───── Dataset rows
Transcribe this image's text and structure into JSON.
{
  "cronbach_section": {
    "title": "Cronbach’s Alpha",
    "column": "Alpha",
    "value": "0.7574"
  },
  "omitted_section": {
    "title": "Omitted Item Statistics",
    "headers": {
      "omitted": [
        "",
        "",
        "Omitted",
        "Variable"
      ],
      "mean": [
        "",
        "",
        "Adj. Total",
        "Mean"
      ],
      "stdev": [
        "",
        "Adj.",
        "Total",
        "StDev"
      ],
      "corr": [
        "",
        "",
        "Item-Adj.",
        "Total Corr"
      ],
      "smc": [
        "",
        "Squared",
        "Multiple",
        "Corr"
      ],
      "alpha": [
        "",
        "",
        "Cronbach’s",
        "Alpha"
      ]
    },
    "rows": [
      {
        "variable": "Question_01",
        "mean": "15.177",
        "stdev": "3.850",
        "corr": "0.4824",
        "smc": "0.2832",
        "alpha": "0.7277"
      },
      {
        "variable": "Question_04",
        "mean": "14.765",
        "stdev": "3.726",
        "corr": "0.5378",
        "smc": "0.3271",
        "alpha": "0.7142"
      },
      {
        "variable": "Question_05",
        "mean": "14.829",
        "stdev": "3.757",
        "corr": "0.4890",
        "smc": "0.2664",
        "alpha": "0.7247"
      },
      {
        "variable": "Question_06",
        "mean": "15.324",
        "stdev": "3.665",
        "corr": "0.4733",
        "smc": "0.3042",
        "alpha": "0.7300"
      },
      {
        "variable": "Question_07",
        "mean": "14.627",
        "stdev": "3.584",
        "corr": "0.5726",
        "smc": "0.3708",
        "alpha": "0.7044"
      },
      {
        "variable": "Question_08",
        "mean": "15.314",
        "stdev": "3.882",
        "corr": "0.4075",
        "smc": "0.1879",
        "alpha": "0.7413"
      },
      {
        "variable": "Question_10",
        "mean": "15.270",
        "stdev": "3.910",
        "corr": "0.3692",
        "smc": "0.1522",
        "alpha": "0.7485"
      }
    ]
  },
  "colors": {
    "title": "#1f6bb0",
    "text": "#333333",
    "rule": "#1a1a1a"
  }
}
──────────
Task prompt - Each record above should be restated word for word.

Reply -
Transcribe this image's text and structure into JSON.
{
  "cronbach_section": {
    "title": "Cronbach’s Alpha",
    "column": "Alpha",
    "value": "0.7574"
  },
  "omitted_section": {
    "title": "Omitted Item Statistics",
    "headers": {
      "omitted": [
        "",
        "",
        "Omitted",
        "Variable"
      ],
      "mean": [
        "",
        "",
        "Adj. Total",
        "Mean"
      ],
      "stdev": [
        "",
        "Adj.",
        "Total",
        "StDev"
      ],
      "corr": [
        "",
        "",
        "Item-Adj.",
        "Total Corr"
      ],
      "smc": [
        "",
        "Squared",
        "Multiple",
        "Corr"
      ],
      "alpha": [
        "",
        "",
        "Cronbach’s",
        "Alpha"
      ]
    },
    "rows": [
      {
        "variable": "Question_01",
        "mean": "15.177",
        "stdev": "3.850",
        "corr": "0.4824",
        "smc": "0.2832",
        "alpha": "0.7277"
      },
      {
        "variable": "Question_04",
        "mean": "14.765",
        "stdev": "3.726",
        "corr": "0.5378",
        "smc": "0.3271",
        "alpha": "0.7142"
      },
      {
        "variable": "Question_05",
        "mean": "14.829",
        "stdev": "3.757",
        "corr": "0.4890",
        "smc": "0.2664",
        "alpha": "0.7247"
      },
      {
        "variable": "Question_06",
        "mean": "15.324",
        "stdev": "3.665",
        "corr": "0.4733",
        "smc": "0.3042",
        "alpha": "0.7300"
      },
      {
        "variable": "Question_07",
        "mean": "14.627",
        "stdev": "3.584",
        "corr": "0.5726",
        "smc": "0.3708",
        "alpha": "0.7044"
      },
      {
        "variable": "Question_08",
        "mean": "15.314",
        "stdev": "3.882",
        "corr": "0.4075",
        "smc": "0.1879",
        "alpha": "0.7413"
      },
      {
        "variable": "Question_10",
        "mean": "15.270",
        "stdev": "3.910",
        "corr": "0.3692",
        "smc": "0.1522",
        "alpha": "0.7485"
      }
    ]
  },
  "colors": {
    "title": "#1f6bb0",
    "text": "#333333",
    "rule": "#1a1a1a"
  }
}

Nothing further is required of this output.